* _WORK INSTRUCTIONS_: Pictures should be excluded; otherwise, copy every entry exactly.

* _MATERIAL_:
..............................

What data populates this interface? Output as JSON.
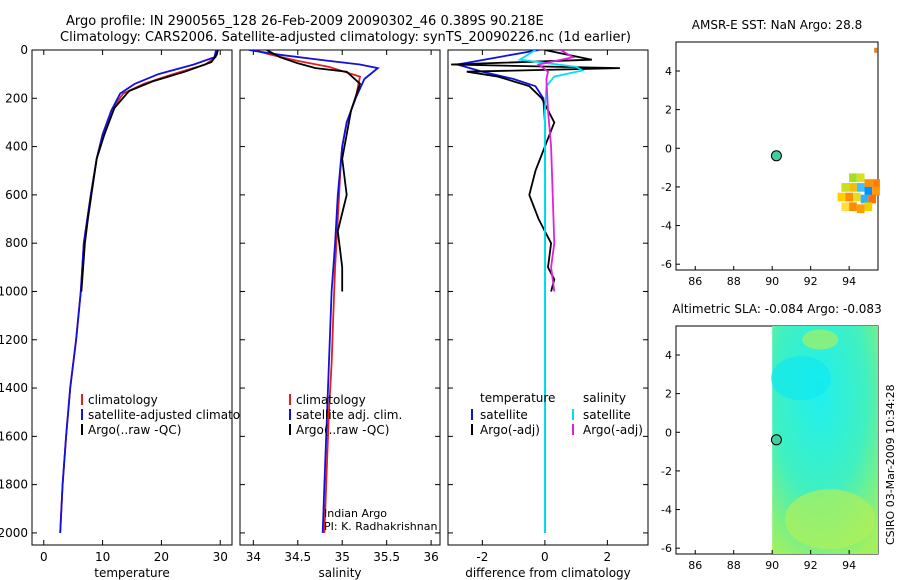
{
  "title_line1": "Argo profile: IN 2900565_128 26-Feb-2009 20090302_46 0.389S 90.218E",
  "title_line2": "Climatology: CARS2006. Satellite-adjusted climatology: synTS_20090226.nc (1d earlier)",
  "side_label": "CSIRO 03-Mar-2009 10:34:28",
  "colors": {
    "climatology": "#e02020",
    "satellite": "#1010e0",
    "argo": "#000000",
    "sat_diff_sal": "#00e0f0",
    "argo_diff_sal": "#e020e0",
    "marker": "#40d0a0"
  },
  "chart_data": [
    {
      "type": "line",
      "id": "temperature",
      "xlabel": "temperature",
      "ylabel": "",
      "xlim": [
        -2,
        32
      ],
      "ylim": [
        2050,
        0
      ],
      "y_inverted": true,
      "xticks": [
        0,
        10,
        20,
        30
      ],
      "yticks": [
        0,
        200,
        400,
        600,
        800,
        1000,
        1200,
        1400,
        1600,
        1800,
        2000
      ],
      "legend": [
        "climatology",
        "satellite-adjusted climatology",
        "Argo(..raw -QC)"
      ],
      "series": [
        {
          "name": "climatology",
          "color": "climatology",
          "x": [
            29.5,
            29.2,
            27.5,
            22.0,
            17.0,
            13.5,
            11.5,
            10.0,
            9.0,
            8.0,
            7.4,
            6.8,
            6.3,
            5.5,
            4.5,
            3.8,
            3.2,
            2.8
          ],
          "y": [
            0,
            30,
            60,
            100,
            140,
            180,
            250,
            350,
            450,
            600,
            700,
            800,
            1000,
            1200,
            1400,
            1600,
            1800,
            2000
          ]
        },
        {
          "name": "satellite-adjusted climatology",
          "color": "satellite",
          "x": [
            29.3,
            29.0,
            25.5,
            19.5,
            15.5,
            13.0,
            11.5,
            10.0,
            9.0,
            8.0,
            7.4,
            6.8,
            6.3,
            5.5,
            4.5,
            3.8,
            3.2,
            2.8
          ],
          "y": [
            0,
            30,
            60,
            100,
            140,
            180,
            250,
            350,
            450,
            600,
            700,
            800,
            1000,
            1200,
            1400,
            1600,
            1800,
            2000
          ]
        },
        {
          "name": "Argo(..raw -QC)",
          "color": "argo",
          "x": [
            29.6,
            29.4,
            28.5,
            24.0,
            18.5,
            14.5,
            12.0,
            10.3,
            9.0,
            8.1,
            7.5,
            7.0,
            6.4
          ],
          "y": [
            0,
            20,
            50,
            90,
            130,
            170,
            240,
            350,
            450,
            600,
            700,
            800,
            1000
          ]
        }
      ]
    },
    {
      "type": "line",
      "id": "salinity",
      "xlabel": "salinity",
      "ylabel": "",
      "xlim": [
        33.85,
        36.1
      ],
      "ylim": [
        2050,
        0
      ],
      "y_inverted": true,
      "xticks": [
        34,
        34.5,
        35,
        35.5,
        36
      ],
      "tick_labels": [
        "34",
        "34.5",
        "35",
        "35.5",
        "36"
      ],
      "legend": [
        "climatology",
        "satellite adj. clim.",
        "Argo(..raw -QC)"
      ],
      "annotation": [
        "Indian Argo",
        "PI: K. Radhakrishnan"
      ],
      "series": [
        {
          "name": "climatology",
          "color": "climatology",
          "x": [
            34.0,
            34.2,
            34.5,
            34.85,
            35.2,
            35.15,
            35.05,
            35.0,
            34.98,
            34.95,
            34.92,
            34.9,
            34.88,
            34.85,
            34.82,
            34.8
          ],
          "y": [
            0,
            20,
            45,
            70,
            110,
            200,
            300,
            400,
            500,
            700,
            900,
            1100,
            1300,
            1500,
            1800,
            2000
          ]
        },
        {
          "name": "satellite adj. clim.",
          "color": "satellite",
          "x": [
            33.95,
            34.3,
            34.85,
            35.2,
            35.4,
            35.25,
            35.15,
            35.05,
            35.0,
            34.95,
            34.92,
            34.88,
            34.86,
            34.83,
            34.8,
            34.78
          ],
          "y": [
            0,
            20,
            45,
            60,
            75,
            120,
            200,
            300,
            400,
            600,
            800,
            1000,
            1200,
            1500,
            1800,
            2000
          ]
        },
        {
          "name": "Argo(..raw -QC)",
          "color": "argo",
          "x": [
            34.15,
            34.3,
            34.5,
            34.7,
            35.05,
            35.2,
            35.1,
            35.05,
            35.0,
            35.05,
            34.95,
            35.0,
            35.0
          ],
          "y": [
            0,
            30,
            55,
            75,
            90,
            140,
            250,
            350,
            450,
            600,
            750,
            900,
            1000
          ]
        }
      ]
    },
    {
      "type": "line",
      "id": "difference",
      "xlabel": "difference from climatology",
      "ylabel": "",
      "xlim": [
        -3.1,
        3.3
      ],
      "ylim": [
        2050,
        0
      ],
      "y_inverted": true,
      "xticks": [
        -2,
        0,
        2
      ],
      "legend_temperature_title": "temperature",
      "legend_salinity_title": "salinity",
      "legend_temperature": [
        "satellite",
        "Argo(-adj)"
      ],
      "legend_salinity": [
        "satellite",
        "Argo(-adj)"
      ],
      "series": [
        {
          "name": "temperature satellite",
          "color": "satellite",
          "x": [
            -0.2,
            -1.5,
            -2.8,
            -2.0,
            -1.0,
            -0.3,
            -0.05,
            0.0,
            0.0,
            0.0,
            0.0,
            0.0,
            0.0,
            0.0,
            0.0
          ],
          "y": [
            0,
            30,
            60,
            90,
            120,
            150,
            200,
            300,
            500,
            800,
            1100,
            1400,
            1600,
            1800,
            2000
          ]
        },
        {
          "name": "temperature Argo(-adj)",
          "color": "argo",
          "x": [
            0.0,
            1.5,
            -3.0,
            2.4,
            -2.5,
            -1.5,
            -0.5,
            -0.1,
            0.3,
            -0.3,
            -0.5,
            -0.2,
            0.2,
            0.1,
            0.3,
            0.2
          ],
          "y": [
            0,
            40,
            60,
            75,
            90,
            110,
            150,
            200,
            300,
            500,
            600,
            700,
            800,
            900,
            950,
            1000
          ]
        },
        {
          "name": "salinity satellite",
          "color": "sat_diff_sal",
          "x": [
            -0.3,
            -0.8,
            1.0,
            1.2,
            0.3,
            0.05,
            0.0,
            0.0,
            0.0,
            0.0,
            0.0,
            0.0,
            0.0
          ],
          "y": [
            0,
            40,
            70,
            85,
            110,
            150,
            250,
            400,
            700,
            1000,
            1400,
            1800,
            2000
          ]
        },
        {
          "name": "salinity Argo(-adj)",
          "color": "argo_diff_sal",
          "x": [
            0.5,
            0.9,
            -0.2,
            0.1,
            0.05,
            0.1,
            0.2,
            0.25,
            0.3,
            0.2,
            0.3
          ],
          "y": [
            0,
            30,
            60,
            90,
            120,
            250,
            400,
            600,
            800,
            900,
            1000
          ]
        }
      ]
    },
    {
      "type": "heatmap",
      "id": "sst",
      "title": "AMSR-E SST: NaN Argo: 28.8",
      "xlim": [
        85,
        95.5
      ],
      "ylim": [
        -6.3,
        5.5
      ],
      "xticks": [
        86,
        88,
        90,
        92,
        94
      ],
      "yticks": [
        -6,
        -4,
        -2,
        0,
        2,
        4
      ],
      "argo_position": [
        90.22,
        -0.39
      ]
    },
    {
      "type": "heatmap",
      "id": "sla",
      "title": "Altimetric SLA: -0.084 Argo: -0.083",
      "xlim": [
        85,
        95.5
      ],
      "ylim": [
        -6.3,
        5.5
      ],
      "xticks": [
        86,
        88,
        90,
        92,
        94
      ],
      "yticks": [
        -6,
        -4,
        -2,
        0,
        2,
        4
      ],
      "data_xlim": [
        90.0,
        95.5
      ],
      "argo_position": [
        90.22,
        -0.39
      ]
    }
  ]
}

..............................

* _SOLUTION FOR THIS TASK_:
What data populates this interface? Output as JSON.
{
  "title_line1": "Argo profile: IN 2900565_128 26-Feb-2009 20090302_46 0.389S 90.218E",
  "title_line2": "Climatology: CARS2006. Satellite-adjusted climatology: synTS_20090226.nc (1d earlier)",
  "side_label": "CSIRO 03-Mar-2009 10:34:28",
  "colors": {
    "climatology": "#e02020",
    "satellite": "#1010e0",
    "argo": "#000000",
    "sat_diff_sal": "#00e0f0",
    "argo_diff_sal": "#e020e0",
    "marker": "#40d0a0"
  },
  "chart_data": [
    {
      "type": "line",
      "id": "temperature",
      "xlabel": "temperature",
      "ylabel": "",
      "xlim": [
        -2,
        32
      ],
      "ylim": [
        2050,
        0
      ],
      "y_inverted": true,
      "xticks": [
        0,
        10,
        20,
        30
      ],
      "yticks": [
        0,
        200,
        400,
        600,
        800,
        1000,
        1200,
        1400,
        1600,
        1800,
        2000
      ],
      "legend": [
        "climatology",
        "satellite-adjusted climatology",
        "Argo(..raw -QC)"
      ],
      "series": [
        {
          "name": "climatology",
          "color": "climatology",
          "x": [
            29.5,
            29.2,
            27.5,
            22.0,
            17.0,
            13.5,
            11.5,
            10.0,
            9.0,
            8.0,
            7.4,
            6.8,
            6.3,
            5.5,
            4.5,
            3.8,
            3.2,
            2.8
          ],
          "y": [
            0,
            30,
            60,
            100,
            140,
            180,
            250,
            350,
            450,
            600,
            700,
            800,
            1000,
            1200,
            1400,
            1600,
            1800,
            2000
          ]
        },
        {
          "name": "satellite-adjusted climatology",
          "color": "satellite",
          "x": [
            29.3,
            29.0,
            25.5,
            19.5,
            15.5,
            13.0,
            11.5,
            10.0,
            9.0,
            8.0,
            7.4,
            6.8,
            6.3,
            5.5,
            4.5,
            3.8,
            3.2,
            2.8
          ],
          "y": [
            0,
            30,
            60,
            100,
            140,
            180,
            250,
            350,
            450,
            600,
            700,
            800,
            1000,
            1200,
            1400,
            1600,
            1800,
            2000
          ]
        },
        {
          "name": "Argo(..raw -QC)",
          "color": "argo",
          "x": [
            29.6,
            29.4,
            28.5,
            24.0,
            18.5,
            14.5,
            12.0,
            10.3,
            9.0,
            8.1,
            7.5,
            7.0,
            6.4
          ],
          "y": [
            0,
            20,
            50,
            90,
            130,
            170,
            240,
            350,
            450,
            600,
            700,
            800,
            1000
          ]
        }
      ]
    },
    {
      "type": "line",
      "id": "salinity",
      "xlabel": "salinity",
      "ylabel": "",
      "xlim": [
        33.85,
        36.1
      ],
      "ylim": [
        2050,
        0
      ],
      "y_inverted": true,
      "xticks": [
        34,
        34.5,
        35,
        35.5,
        36
      ],
      "tick_labels": [
        "34",
        "34.5",
        "35",
        "35.5",
        "36"
      ],
      "legend": [
        "climatology",
        "satellite adj. clim.",
        "Argo(..raw -QC)"
      ],
      "annotation": [
        "Indian Argo",
        "PI: K. Radhakrishnan"
      ],
      "series": [
        {
          "name": "climatology",
          "color": "climatology",
          "x": [
            34.0,
            34.2,
            34.5,
            34.85,
            35.2,
            35.15,
            35.05,
            35.0,
            34.98,
            34.95,
            34.92,
            34.9,
            34.88,
            34.85,
            34.82,
            34.8
          ],
          "y": [
            0,
            20,
            45,
            70,
            110,
            200,
            300,
            400,
            500,
            700,
            900,
            1100,
            1300,
            1500,
            1800,
            2000
          ]
        },
        {
          "name": "satellite adj. clim.",
          "color": "satellite",
          "x": [
            33.95,
            34.3,
            34.85,
            35.2,
            35.4,
            35.25,
            35.15,
            35.05,
            35.0,
            34.95,
            34.92,
            34.88,
            34.86,
            34.83,
            34.8,
            34.78
          ],
          "y": [
            0,
            20,
            45,
            60,
            75,
            120,
            200,
            300,
            400,
            600,
            800,
            1000,
            1200,
            1500,
            1800,
            2000
          ]
        },
        {
          "name": "Argo(..raw -QC)",
          "color": "argo",
          "x": [
            34.15,
            34.3,
            34.5,
            34.7,
            35.05,
            35.2,
            35.1,
            35.05,
            35.0,
            35.05,
            34.95,
            35.0,
            35.0
          ],
          "y": [
            0,
            30,
            55,
            75,
            90,
            140,
            250,
            350,
            450,
            600,
            750,
            900,
            1000
          ]
        }
      ]
    },
    {
      "type": "line",
      "id": "difference",
      "xlabel": "difference from climatology",
      "ylabel": "",
      "xlim": [
        -3.1,
        3.3
      ],
      "ylim": [
        2050,
        0
      ],
      "y_inverted": true,
      "xticks": [
        -2,
        0,
        2
      ],
      "legend_temperature_title": "temperature",
      "legend_salinity_title": "salinity",
      "legend_temperature": [
        "satellite",
        "Argo(-adj)"
      ],
      "legend_salinity": [
        "satellite",
        "Argo(-adj)"
      ],
      "series": [
        {
          "name": "temperature satellite",
          "color": "satellite",
          "x": [
            -0.2,
            -1.5,
            -2.8,
            -2.0,
            -1.0,
            -0.3,
            -0.05,
            0.0,
            0.0,
            0.0,
            0.0,
            0.0,
            0.0,
            0.0,
            0.0
          ],
          "y": [
            0,
            30,
            60,
            90,
            120,
            150,
            200,
            300,
            500,
            800,
            1100,
            1400,
            1600,
            1800,
            2000
          ]
        },
        {
          "name": "temperature Argo(-adj)",
          "color": "argo",
          "x": [
            0.0,
            1.5,
            -3.0,
            2.4,
            -2.5,
            -1.5,
            -0.5,
            -0.1,
            0.3,
            -0.3,
            -0.5,
            -0.2,
            0.2,
            0.1,
            0.3,
            0.2
          ],
          "y": [
            0,
            40,
            60,
            75,
            90,
            110,
            150,
            200,
            300,
            500,
            600,
            700,
            800,
            900,
            950,
            1000
          ]
        },
        {
          "name": "salinity satellite",
          "color": "sat_diff_sal",
          "x": [
            -0.3,
            -0.8,
            1.0,
            1.2,
            0.3,
            0.05,
            0.0,
            0.0,
            0.0,
            0.0,
            0.0,
            0.0,
            0.0
          ],
          "y": [
            0,
            40,
            70,
            85,
            110,
            150,
            250,
            400,
            700,
            1000,
            1400,
            1800,
            2000
          ]
        },
        {
          "name": "salinity Argo(-adj)",
          "color": "argo_diff_sal",
          "x": [
            0.5,
            0.9,
            -0.2,
            0.1,
            0.05,
            0.1,
            0.2,
            0.25,
            0.3,
            0.2,
            0.3
          ],
          "y": [
            0,
            30,
            60,
            90,
            120,
            250,
            400,
            600,
            800,
            900,
            1000
          ]
        }
      ]
    },
    {
      "type": "heatmap",
      "id": "sst",
      "title": "AMSR-E SST: NaN Argo: 28.8",
      "xlim": [
        85,
        95.5
      ],
      "ylim": [
        -6.3,
        5.5
      ],
      "xticks": [
        86,
        88,
        90,
        92,
        94
      ],
      "yticks": [
        -6,
        -4,
        -2,
        0,
        2,
        4
      ],
      "argo_position": [
        90.22,
        -0.39
      ]
    },
    {
      "type": "heatmap",
      "id": "sla",
      "title": "Altimetric SLA: -0.084 Argo: -0.083",
      "xlim": [
        85,
        95.5
      ],
      "ylim": [
        -6.3,
        5.5
      ],
      "xticks": [
        86,
        88,
        90,
        92,
        94
      ],
      "yticks": [
        -6,
        -4,
        -2,
        0,
        2,
        4
      ],
      "data_xlim": [
        90.0,
        95.5
      ],
      "argo_position": [
        90.22,
        -0.39
      ]
    }
  ]
}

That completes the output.